In the entries below, find every line with "медицинского" and copy it.

——

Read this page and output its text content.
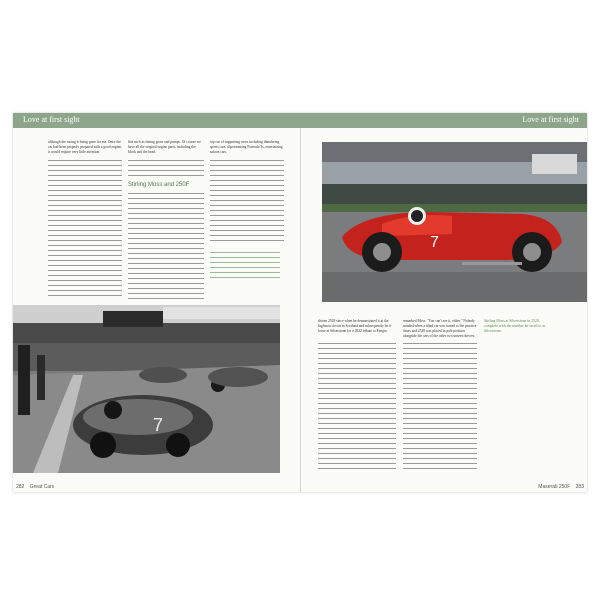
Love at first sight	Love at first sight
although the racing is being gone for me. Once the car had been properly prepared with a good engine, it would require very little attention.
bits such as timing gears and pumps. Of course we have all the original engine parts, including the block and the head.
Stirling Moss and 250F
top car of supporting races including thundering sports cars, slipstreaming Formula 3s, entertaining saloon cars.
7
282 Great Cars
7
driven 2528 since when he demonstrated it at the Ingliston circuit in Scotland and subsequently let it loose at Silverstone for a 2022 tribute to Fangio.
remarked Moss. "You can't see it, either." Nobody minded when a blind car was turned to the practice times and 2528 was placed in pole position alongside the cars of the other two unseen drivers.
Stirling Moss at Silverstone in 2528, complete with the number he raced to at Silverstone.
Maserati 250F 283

——

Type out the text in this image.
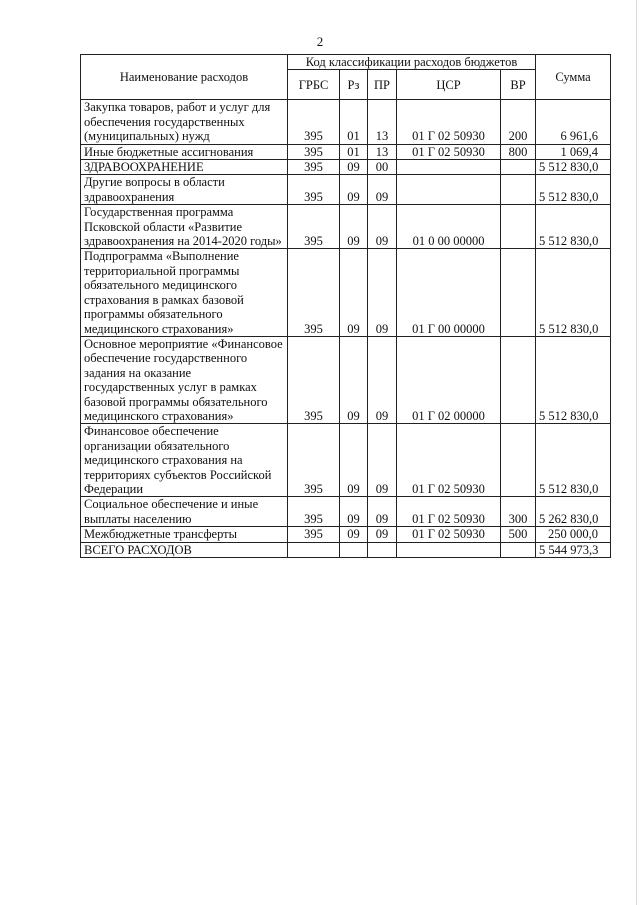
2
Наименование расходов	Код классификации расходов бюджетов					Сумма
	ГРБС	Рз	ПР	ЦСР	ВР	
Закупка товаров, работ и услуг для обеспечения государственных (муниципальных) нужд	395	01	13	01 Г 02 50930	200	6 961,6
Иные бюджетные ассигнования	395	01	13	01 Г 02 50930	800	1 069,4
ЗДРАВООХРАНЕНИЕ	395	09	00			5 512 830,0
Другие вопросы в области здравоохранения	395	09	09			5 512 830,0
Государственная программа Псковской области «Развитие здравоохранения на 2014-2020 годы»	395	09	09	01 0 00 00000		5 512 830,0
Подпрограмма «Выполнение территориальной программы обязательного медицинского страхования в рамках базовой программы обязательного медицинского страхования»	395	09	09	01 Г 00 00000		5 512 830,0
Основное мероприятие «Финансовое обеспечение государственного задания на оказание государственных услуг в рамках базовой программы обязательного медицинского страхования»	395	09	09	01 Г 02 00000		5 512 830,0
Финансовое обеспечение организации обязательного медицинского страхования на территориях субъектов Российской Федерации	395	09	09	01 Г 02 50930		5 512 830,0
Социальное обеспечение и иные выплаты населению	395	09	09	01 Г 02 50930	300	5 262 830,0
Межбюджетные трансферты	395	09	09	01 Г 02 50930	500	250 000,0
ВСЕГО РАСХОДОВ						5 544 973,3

——

#### Answer in full:
Подпрограмма «Выполнение территориальной программы обязательного медицинского страхования в рамках базовой программы обязательного медицинского страхования»	395	09	09	01 Г 00 00000		5 512 830,0
Основное мероприятие «Финансовое обеспечение государственного задания на оказание государственных услуг в рамках базовой программы обязательного медицинского страхования»	395	09	09	01 Г 02 00000		5 512 830,0
Финансовое обеспечение организации обязательного медицинского страхования на территориях субъектов Российской Федерации	395	09	09	01 Г 02 50930		5 512 830,0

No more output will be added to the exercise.